● **WHAT THIS TASK INVOLVES**: Copy each line that contains the word "JSON".

[Dataset entries]
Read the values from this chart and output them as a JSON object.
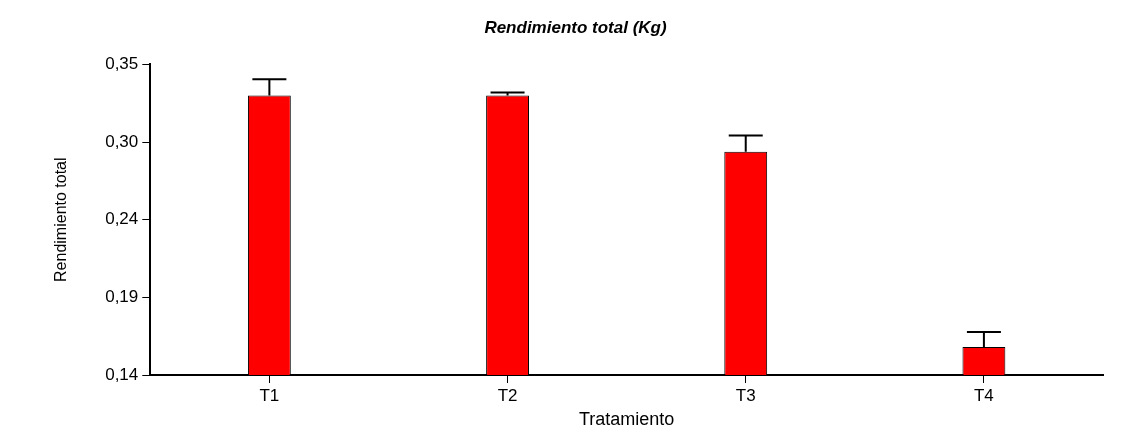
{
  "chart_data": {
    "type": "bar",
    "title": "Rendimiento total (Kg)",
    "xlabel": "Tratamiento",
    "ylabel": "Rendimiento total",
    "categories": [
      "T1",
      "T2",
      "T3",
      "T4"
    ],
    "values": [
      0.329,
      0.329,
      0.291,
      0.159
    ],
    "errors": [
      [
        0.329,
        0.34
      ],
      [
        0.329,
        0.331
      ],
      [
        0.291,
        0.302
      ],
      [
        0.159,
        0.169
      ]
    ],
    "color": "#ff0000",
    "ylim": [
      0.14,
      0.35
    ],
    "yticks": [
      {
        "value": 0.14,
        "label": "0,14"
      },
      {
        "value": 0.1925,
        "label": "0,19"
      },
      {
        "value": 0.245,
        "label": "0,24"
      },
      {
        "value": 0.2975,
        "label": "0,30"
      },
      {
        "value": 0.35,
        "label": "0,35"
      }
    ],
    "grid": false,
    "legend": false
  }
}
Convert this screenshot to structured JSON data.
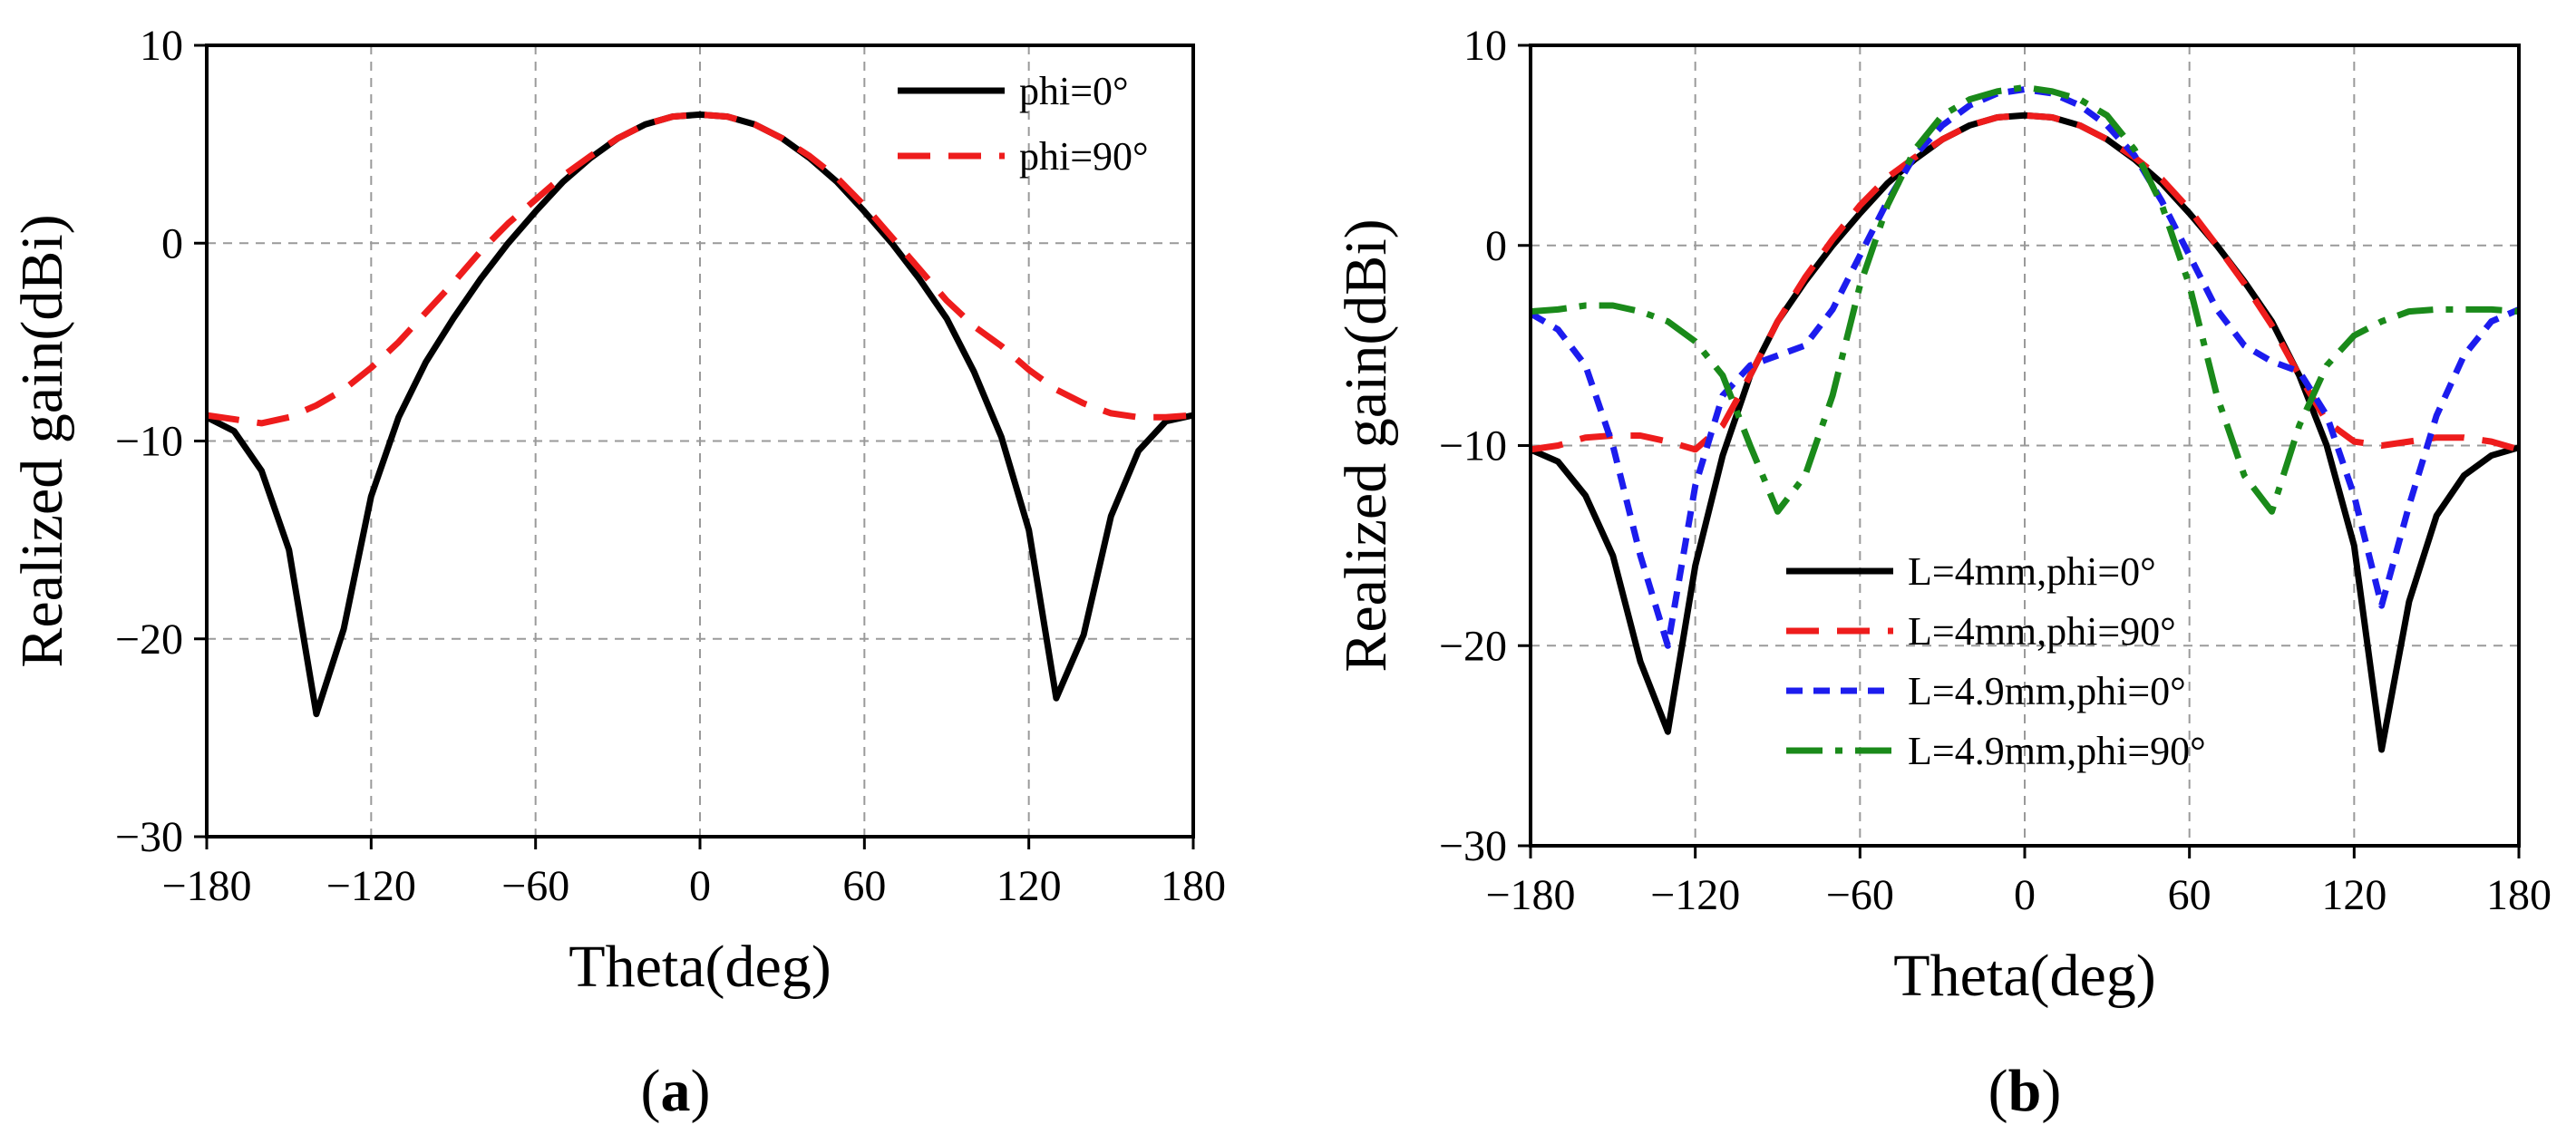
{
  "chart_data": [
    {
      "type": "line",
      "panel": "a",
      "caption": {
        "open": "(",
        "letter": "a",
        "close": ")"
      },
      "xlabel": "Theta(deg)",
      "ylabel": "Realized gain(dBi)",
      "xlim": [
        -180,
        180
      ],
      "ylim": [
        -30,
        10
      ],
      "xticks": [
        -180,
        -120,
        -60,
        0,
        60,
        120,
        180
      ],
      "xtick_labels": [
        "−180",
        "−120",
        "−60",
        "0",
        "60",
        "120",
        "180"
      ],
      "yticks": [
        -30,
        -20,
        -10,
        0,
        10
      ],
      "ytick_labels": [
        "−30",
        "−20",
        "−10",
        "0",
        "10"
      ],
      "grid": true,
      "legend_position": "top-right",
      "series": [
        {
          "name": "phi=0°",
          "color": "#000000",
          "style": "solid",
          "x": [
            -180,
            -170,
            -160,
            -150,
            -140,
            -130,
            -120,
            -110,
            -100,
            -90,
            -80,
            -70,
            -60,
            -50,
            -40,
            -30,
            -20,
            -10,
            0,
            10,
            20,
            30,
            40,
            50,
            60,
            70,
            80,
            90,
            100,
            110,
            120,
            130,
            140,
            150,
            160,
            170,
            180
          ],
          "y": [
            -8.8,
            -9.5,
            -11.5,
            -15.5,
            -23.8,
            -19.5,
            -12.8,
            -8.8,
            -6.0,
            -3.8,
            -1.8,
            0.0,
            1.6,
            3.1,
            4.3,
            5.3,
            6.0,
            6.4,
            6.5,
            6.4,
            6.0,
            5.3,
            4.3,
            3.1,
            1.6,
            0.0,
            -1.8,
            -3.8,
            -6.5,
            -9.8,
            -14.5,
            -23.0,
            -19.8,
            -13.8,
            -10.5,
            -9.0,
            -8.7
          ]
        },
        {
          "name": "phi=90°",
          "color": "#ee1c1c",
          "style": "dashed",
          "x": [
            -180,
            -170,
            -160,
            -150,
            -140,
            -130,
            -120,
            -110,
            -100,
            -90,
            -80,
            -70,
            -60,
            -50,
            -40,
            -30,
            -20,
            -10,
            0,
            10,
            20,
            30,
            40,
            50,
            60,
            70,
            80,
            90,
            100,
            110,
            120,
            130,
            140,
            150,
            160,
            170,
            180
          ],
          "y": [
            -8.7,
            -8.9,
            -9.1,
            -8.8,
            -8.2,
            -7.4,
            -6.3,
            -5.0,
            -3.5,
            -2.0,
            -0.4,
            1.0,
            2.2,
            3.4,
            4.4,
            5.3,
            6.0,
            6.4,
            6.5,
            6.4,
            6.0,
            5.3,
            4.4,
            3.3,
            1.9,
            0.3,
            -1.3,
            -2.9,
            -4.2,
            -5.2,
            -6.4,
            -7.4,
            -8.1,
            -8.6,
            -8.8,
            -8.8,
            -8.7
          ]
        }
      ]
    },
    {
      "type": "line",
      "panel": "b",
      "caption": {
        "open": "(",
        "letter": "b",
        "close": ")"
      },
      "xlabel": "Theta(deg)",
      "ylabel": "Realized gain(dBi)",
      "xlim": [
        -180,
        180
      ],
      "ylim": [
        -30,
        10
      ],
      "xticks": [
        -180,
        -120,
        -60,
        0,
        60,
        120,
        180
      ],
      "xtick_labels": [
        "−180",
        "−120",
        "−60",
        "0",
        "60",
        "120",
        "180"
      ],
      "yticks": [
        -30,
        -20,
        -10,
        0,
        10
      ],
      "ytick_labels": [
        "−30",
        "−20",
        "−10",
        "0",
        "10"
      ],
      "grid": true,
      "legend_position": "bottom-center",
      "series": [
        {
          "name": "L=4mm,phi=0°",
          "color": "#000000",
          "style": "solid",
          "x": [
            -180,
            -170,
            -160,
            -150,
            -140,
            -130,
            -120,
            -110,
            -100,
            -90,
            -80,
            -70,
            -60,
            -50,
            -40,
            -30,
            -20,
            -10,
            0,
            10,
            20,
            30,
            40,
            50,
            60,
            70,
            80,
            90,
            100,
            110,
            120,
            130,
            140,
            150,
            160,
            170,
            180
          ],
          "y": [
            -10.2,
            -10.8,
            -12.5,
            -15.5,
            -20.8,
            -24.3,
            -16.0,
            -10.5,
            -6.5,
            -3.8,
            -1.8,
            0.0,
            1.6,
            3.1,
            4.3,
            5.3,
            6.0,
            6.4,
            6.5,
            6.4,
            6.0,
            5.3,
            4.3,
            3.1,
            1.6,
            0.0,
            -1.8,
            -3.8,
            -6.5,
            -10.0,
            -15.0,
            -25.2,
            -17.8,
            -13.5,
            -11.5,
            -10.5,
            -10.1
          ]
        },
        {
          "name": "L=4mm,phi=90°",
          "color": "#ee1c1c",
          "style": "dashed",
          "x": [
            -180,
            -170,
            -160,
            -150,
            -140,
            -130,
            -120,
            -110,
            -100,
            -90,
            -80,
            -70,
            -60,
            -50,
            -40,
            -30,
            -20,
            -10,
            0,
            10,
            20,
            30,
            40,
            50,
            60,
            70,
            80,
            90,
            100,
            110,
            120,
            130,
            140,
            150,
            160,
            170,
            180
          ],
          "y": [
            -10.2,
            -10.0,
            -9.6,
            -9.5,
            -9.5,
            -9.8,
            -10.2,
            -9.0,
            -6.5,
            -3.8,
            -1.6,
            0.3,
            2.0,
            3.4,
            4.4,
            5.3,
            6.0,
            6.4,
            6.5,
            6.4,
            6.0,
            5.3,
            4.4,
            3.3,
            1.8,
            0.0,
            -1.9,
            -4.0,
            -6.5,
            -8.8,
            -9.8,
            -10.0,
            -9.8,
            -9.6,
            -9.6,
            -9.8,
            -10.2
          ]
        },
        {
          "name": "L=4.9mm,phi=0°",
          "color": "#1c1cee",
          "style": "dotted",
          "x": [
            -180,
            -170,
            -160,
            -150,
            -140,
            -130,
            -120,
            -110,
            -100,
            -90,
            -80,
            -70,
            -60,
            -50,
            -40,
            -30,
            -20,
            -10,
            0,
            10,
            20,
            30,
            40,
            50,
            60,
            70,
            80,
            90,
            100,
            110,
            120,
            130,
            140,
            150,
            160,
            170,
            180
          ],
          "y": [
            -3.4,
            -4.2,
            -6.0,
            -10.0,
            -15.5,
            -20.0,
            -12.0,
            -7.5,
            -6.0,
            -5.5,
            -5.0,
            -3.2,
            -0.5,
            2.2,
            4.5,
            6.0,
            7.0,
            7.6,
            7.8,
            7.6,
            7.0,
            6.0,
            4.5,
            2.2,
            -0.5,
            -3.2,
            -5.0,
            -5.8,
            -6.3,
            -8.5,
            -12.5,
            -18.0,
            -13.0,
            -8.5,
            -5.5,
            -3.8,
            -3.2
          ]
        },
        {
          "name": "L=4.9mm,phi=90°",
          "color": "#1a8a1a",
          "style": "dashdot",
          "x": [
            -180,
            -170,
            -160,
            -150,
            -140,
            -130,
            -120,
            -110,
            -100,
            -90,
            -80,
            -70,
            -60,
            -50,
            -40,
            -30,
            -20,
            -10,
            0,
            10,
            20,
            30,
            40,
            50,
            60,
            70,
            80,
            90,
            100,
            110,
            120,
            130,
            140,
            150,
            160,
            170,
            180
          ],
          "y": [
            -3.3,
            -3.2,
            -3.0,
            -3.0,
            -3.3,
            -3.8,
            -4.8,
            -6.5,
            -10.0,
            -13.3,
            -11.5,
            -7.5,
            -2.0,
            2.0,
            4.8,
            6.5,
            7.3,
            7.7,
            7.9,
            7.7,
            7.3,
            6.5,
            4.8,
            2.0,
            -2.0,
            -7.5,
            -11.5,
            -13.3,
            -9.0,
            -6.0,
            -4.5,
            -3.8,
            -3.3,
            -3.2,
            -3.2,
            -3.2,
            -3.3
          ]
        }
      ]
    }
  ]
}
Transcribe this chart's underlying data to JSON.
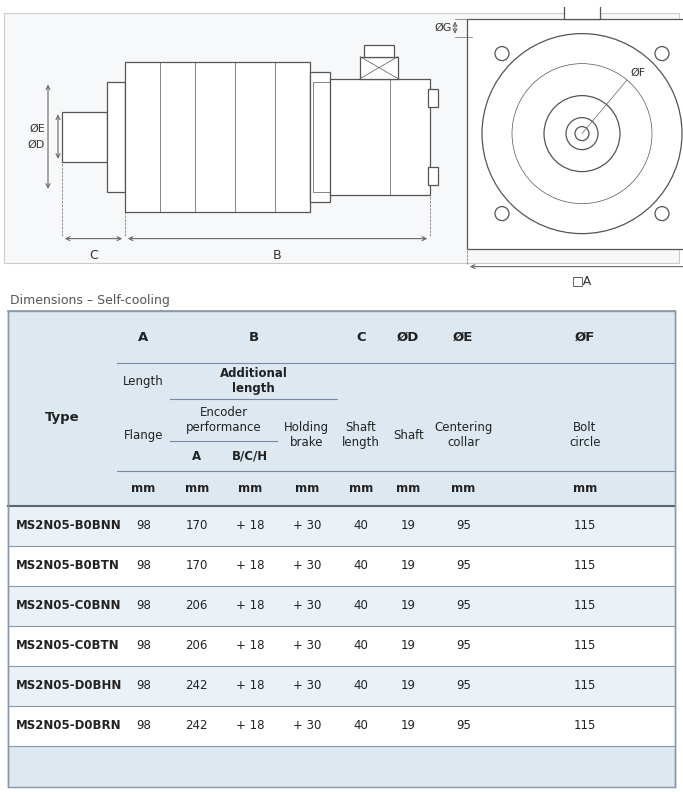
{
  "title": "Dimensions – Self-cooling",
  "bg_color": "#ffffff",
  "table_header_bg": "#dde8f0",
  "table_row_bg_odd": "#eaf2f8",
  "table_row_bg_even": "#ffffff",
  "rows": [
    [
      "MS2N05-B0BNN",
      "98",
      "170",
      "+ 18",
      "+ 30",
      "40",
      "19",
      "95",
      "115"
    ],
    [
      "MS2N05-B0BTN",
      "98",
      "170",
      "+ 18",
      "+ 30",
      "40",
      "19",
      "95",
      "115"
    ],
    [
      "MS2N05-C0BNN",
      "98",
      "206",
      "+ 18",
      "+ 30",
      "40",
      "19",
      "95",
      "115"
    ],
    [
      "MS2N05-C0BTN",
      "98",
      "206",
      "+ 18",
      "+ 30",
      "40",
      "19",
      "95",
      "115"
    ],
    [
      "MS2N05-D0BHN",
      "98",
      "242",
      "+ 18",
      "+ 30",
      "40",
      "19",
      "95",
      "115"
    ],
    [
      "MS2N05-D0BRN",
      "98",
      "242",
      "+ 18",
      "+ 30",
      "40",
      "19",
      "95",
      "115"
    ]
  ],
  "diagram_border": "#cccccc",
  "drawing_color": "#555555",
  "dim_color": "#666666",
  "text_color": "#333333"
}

● **ANSWER BELOW**:
Read the values from this chart and output them as a JSON object.
Convert this screenshot to structured JSON data.
Transcribe this chart's underlying data to JSON.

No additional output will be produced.